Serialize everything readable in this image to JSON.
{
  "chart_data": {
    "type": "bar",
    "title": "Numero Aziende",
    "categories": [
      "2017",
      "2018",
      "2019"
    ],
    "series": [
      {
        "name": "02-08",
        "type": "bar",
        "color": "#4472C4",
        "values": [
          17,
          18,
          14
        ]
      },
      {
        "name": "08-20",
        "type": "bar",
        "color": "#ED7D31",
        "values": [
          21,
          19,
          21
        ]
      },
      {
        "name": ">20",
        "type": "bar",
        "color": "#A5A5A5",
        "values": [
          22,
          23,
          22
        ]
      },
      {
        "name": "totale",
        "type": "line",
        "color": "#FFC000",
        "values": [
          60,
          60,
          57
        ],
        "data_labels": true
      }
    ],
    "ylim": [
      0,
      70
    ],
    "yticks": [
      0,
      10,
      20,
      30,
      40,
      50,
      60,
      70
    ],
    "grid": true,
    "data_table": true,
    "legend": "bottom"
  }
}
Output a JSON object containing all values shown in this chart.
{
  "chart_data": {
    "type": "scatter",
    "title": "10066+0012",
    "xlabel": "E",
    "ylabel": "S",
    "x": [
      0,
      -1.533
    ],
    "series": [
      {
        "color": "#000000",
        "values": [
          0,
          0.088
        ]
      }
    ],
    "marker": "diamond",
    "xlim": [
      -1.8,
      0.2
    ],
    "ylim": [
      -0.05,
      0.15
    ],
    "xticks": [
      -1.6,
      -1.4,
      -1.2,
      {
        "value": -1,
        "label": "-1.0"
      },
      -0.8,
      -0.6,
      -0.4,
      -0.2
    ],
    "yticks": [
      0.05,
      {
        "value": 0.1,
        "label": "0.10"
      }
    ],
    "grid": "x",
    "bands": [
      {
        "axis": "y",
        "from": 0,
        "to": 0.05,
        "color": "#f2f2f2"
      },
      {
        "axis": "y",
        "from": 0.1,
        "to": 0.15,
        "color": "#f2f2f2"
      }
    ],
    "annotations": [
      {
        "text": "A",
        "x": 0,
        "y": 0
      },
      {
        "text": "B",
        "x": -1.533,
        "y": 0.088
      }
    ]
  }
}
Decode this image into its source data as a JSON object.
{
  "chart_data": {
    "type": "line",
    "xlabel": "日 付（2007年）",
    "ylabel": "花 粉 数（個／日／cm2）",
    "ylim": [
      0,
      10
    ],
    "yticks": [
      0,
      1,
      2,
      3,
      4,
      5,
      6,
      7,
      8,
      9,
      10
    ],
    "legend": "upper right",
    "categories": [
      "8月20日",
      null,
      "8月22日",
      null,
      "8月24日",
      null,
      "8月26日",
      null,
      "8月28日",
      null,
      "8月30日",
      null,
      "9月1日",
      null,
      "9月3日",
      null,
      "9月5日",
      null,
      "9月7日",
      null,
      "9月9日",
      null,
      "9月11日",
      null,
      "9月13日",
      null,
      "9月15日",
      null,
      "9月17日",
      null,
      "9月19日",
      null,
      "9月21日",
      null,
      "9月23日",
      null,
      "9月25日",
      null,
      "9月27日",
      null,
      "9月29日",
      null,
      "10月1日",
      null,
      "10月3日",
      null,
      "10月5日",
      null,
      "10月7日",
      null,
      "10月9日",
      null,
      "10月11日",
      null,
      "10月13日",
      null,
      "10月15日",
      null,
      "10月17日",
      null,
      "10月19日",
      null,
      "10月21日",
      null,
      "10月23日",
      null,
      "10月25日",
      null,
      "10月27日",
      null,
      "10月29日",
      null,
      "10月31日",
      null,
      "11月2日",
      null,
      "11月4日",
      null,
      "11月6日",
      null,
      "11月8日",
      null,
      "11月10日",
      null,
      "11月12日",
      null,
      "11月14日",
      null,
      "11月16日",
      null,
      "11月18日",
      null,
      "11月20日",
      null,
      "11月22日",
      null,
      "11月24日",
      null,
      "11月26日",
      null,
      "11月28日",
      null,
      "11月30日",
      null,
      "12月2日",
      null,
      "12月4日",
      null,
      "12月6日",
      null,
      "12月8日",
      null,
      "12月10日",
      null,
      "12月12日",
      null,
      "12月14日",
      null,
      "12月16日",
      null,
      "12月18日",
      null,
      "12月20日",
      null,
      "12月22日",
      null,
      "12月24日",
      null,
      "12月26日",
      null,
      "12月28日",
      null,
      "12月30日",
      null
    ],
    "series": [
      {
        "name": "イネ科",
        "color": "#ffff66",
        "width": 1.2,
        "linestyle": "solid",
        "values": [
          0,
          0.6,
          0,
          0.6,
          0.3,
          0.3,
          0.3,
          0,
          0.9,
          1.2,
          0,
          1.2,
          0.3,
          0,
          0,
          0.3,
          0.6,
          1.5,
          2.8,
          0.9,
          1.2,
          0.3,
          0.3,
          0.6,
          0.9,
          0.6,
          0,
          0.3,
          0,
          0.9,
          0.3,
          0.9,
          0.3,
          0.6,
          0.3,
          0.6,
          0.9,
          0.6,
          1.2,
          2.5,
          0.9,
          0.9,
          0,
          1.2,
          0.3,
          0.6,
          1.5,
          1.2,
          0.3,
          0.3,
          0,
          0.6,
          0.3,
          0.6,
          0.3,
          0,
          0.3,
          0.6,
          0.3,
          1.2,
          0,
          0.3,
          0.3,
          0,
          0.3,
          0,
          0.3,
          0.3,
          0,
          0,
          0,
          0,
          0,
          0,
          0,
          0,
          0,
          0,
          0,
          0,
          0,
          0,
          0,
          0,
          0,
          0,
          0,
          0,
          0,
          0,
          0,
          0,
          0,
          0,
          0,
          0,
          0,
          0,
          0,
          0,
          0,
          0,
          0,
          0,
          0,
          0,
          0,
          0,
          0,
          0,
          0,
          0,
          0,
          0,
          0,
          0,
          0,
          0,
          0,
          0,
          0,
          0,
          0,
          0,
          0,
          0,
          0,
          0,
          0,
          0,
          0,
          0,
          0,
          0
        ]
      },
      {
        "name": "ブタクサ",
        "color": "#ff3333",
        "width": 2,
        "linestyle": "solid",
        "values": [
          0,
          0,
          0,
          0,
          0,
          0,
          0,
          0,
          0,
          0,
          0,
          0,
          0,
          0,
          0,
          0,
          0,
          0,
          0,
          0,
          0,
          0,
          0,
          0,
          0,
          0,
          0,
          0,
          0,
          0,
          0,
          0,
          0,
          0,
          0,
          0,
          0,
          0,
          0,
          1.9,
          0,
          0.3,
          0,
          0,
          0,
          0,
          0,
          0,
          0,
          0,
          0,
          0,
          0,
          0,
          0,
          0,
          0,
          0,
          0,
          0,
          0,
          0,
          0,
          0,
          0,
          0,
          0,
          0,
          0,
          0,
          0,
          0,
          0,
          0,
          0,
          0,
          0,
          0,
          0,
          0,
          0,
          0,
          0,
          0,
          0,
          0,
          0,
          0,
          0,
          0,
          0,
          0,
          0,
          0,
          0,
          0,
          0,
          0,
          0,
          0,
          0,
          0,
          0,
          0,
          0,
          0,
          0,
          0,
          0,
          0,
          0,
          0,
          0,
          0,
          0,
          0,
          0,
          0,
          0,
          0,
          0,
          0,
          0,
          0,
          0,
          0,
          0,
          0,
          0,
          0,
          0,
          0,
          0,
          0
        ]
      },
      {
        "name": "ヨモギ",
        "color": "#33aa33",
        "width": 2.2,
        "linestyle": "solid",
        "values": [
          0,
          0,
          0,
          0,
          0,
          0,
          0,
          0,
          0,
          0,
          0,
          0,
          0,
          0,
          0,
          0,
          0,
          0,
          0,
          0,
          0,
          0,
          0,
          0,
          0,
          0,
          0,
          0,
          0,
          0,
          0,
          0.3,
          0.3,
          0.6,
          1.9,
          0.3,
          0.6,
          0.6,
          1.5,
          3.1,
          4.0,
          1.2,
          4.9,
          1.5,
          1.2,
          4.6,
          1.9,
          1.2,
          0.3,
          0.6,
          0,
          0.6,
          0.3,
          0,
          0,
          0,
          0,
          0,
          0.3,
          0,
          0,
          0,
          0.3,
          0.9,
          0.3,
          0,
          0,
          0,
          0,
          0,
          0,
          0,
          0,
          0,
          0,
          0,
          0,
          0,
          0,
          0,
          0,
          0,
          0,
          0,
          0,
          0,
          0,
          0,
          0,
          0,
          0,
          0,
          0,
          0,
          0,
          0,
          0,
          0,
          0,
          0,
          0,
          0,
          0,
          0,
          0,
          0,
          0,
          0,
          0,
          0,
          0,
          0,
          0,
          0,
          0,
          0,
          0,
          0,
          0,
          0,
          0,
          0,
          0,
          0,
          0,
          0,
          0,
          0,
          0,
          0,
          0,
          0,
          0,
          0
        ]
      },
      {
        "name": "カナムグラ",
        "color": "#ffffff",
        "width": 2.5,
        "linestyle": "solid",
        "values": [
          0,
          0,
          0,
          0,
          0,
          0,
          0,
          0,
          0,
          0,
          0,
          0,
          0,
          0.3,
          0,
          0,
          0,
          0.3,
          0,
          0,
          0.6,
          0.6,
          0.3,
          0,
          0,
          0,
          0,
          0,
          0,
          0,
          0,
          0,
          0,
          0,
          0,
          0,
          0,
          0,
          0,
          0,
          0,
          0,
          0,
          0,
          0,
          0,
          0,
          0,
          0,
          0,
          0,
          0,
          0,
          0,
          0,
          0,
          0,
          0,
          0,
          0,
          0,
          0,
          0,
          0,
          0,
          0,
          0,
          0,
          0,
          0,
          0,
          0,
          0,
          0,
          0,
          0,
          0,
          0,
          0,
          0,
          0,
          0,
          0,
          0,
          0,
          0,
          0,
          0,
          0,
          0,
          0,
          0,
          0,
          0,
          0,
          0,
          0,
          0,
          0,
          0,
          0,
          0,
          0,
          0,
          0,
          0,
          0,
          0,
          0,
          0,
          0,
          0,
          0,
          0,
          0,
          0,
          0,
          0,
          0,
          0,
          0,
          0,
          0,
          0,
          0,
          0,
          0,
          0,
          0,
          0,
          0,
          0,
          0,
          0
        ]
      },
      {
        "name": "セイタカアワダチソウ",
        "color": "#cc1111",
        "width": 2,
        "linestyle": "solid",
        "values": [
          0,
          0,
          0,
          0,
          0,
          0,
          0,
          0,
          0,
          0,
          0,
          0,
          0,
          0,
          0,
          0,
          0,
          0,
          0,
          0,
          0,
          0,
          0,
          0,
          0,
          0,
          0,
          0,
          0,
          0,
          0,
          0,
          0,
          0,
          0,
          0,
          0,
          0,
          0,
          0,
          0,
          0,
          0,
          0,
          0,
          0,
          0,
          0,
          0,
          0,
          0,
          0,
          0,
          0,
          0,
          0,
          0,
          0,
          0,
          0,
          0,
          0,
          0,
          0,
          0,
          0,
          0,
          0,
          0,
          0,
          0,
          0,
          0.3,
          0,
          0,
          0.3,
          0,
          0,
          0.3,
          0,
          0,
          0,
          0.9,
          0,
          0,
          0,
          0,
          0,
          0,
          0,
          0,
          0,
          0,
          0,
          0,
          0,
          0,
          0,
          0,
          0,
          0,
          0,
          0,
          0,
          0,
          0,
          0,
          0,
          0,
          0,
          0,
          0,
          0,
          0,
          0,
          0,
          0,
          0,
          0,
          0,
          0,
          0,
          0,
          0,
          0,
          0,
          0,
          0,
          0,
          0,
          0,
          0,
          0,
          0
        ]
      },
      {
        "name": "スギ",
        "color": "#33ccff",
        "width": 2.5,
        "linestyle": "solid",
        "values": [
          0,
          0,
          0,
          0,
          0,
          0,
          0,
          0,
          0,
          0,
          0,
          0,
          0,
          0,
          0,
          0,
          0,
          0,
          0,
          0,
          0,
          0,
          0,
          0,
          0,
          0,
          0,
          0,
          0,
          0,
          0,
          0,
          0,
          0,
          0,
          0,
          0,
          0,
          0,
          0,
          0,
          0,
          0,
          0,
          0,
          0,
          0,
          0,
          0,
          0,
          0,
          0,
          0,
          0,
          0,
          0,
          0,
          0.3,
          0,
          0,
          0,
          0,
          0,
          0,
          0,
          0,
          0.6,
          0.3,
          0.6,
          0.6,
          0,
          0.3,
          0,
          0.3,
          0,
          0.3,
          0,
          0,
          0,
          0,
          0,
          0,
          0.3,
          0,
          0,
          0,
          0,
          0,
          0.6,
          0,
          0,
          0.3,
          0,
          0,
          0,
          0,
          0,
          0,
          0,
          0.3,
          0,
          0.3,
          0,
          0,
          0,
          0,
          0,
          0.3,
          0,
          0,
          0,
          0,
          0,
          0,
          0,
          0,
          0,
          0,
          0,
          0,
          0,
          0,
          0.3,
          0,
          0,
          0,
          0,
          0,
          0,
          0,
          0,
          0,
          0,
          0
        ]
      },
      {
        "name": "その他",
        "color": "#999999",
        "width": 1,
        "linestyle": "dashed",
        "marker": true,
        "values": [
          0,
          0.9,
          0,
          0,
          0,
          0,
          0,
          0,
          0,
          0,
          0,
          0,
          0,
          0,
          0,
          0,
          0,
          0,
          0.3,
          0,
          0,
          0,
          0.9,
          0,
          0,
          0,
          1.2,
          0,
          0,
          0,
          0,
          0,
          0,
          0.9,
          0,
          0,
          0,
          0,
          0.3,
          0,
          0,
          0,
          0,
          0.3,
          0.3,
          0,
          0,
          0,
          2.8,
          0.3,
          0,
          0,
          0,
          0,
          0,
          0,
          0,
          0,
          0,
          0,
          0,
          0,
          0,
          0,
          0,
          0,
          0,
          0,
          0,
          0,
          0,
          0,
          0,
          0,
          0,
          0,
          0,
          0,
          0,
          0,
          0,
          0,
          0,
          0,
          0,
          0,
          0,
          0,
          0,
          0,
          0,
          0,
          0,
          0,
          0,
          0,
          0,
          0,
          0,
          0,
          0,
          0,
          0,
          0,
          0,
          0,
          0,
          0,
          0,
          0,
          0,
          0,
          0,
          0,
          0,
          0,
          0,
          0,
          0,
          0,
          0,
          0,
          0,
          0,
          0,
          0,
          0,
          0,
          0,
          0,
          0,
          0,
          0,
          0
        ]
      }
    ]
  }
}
_ _ _ _ _ _ _
GIVEN REQUEST:
Find the word "title" in the data and copy out each line where it turns up.

SOLUTION TO THE PROBLEM:
    "title": "Numero Aziende",
    "title": "10066+0012",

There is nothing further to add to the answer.